As shown in FIGS. 6, 19, and 20, the plunger space 28 in the front 18 of the housing 12 is defined partly by an annular flange 60 (see also FIG. 5) with an outwardly facing surface that includes at least one and preferably a plurality of detent receiving notches designated collectively at 62. In the preferred embodiment, there are at least as many detent receiving notches as there are detents on the back 40 of the plunger head 36. More preferably, as shown, there are twice as many detent receiving notches, such as the eight detent receiving notches 62. As best seen in FIGS. 7 and 46, the detents 58 have downwardly converging sloped sides and a flat bottom. Likewise, the detent receiving notches 62 preferably have a corresponding shape, that is, these notches have outward diverging sloped sides and a flat bottom.

========================================

> _GIVEN EXERCISE A_
In the passage about the plunger housing, what shape do the detents 58 have?
> _GIVEN EXERCISE B_
Write the next part of the passage about the plunger housing, picking up right after its last sentence.

> _DATA LINES_

========================================

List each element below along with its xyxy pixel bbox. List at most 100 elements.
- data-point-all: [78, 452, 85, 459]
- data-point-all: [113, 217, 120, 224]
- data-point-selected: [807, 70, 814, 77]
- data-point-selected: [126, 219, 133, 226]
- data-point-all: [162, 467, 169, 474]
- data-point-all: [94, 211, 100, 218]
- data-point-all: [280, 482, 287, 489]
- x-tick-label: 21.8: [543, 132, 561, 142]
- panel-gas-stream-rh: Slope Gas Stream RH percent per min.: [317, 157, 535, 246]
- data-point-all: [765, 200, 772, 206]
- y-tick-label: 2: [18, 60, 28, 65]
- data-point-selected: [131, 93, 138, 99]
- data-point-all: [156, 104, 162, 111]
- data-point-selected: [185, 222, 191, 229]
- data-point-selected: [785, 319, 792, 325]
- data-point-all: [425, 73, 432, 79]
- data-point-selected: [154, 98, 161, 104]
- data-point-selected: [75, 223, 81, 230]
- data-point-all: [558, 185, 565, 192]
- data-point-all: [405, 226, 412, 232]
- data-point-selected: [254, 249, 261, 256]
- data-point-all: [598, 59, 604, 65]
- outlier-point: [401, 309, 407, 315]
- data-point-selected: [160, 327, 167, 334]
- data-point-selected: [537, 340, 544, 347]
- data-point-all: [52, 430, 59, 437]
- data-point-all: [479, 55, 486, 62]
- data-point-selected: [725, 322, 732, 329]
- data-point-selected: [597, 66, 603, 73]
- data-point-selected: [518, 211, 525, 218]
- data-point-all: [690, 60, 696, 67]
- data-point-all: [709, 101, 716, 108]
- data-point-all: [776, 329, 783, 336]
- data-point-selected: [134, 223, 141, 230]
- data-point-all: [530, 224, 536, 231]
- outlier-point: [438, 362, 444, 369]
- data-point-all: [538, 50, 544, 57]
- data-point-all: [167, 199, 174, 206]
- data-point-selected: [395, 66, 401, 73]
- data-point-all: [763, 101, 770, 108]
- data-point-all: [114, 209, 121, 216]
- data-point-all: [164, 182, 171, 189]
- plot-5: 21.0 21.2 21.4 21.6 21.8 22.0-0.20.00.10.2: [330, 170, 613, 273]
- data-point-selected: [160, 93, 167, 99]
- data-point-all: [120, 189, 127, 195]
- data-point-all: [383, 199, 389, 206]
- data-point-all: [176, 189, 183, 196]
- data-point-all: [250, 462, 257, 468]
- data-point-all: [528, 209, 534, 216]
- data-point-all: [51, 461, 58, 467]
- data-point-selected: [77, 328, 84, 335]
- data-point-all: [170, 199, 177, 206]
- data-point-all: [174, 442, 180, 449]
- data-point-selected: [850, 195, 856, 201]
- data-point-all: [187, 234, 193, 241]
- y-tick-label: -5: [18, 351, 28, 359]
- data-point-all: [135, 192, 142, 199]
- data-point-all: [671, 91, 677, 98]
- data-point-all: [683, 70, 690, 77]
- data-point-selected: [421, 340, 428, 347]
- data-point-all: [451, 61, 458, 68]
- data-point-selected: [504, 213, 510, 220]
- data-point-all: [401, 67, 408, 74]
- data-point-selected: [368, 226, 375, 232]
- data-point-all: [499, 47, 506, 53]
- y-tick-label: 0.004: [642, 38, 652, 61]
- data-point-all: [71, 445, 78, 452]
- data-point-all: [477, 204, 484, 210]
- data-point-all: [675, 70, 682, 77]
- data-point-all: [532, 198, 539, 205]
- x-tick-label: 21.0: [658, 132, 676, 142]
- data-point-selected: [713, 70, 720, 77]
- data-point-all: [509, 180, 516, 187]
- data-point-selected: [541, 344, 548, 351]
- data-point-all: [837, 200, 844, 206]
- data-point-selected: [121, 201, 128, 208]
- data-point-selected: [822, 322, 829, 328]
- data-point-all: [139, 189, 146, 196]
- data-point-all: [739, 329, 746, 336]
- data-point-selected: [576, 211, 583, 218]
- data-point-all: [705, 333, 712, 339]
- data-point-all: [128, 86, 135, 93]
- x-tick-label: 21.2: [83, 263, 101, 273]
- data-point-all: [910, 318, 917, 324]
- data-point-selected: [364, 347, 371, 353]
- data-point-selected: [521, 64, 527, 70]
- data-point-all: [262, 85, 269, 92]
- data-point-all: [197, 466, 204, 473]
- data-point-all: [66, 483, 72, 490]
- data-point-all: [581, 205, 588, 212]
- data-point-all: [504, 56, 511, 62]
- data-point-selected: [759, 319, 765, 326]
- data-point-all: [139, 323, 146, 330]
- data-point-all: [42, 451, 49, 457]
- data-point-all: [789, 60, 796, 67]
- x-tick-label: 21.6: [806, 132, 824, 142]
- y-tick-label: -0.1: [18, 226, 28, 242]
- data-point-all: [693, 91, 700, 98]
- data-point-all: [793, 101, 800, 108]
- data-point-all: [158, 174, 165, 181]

========================================

> _FINAL ANSWER A_
They have downwardly converging sloped sides and a flat bottom.

> _FINAL ANSWER B_
Now it will be apparent that, using a flat head screw driver in the slot 54 to urge the plunger head 36 to the right or left (clockwise or counter-clockwise), the detents 58 on the back 40 of the plunger head 36 will ride up the sloped sides of the notches 62, which in turn raises or withdraws the plunger head slightly. This allows the plunger head 36 to be positioned so that the attached arrow can point in several different directions, including right, left, up, down, and at angles therebetween. After the plunger head 36 is positioned as desired, the arrow 30 is simply reattached using the screws 64a and 64b (FIGS. 1-3).

Now it will be apparent that, in the preferred pushbutton assembly 24, the plunger 26 is mounted in the plunger space 28 of the housing 12 for axial reciprocal movement and for rotational movement. More specifically, the plunger 26 may be movable between a fixed position and an adjustment position. In the fixed or locked position, the detents 58 on the rear 40 of the plunger head 36 are received in the detent receiving notches 62 in the plunger space 28 so that rotation without axial movement is prevented. In the adjustment position, the detents 58 are withdrawn from and above the detent receiving notches 62 so that rotation of the plunger head 36 is permitted.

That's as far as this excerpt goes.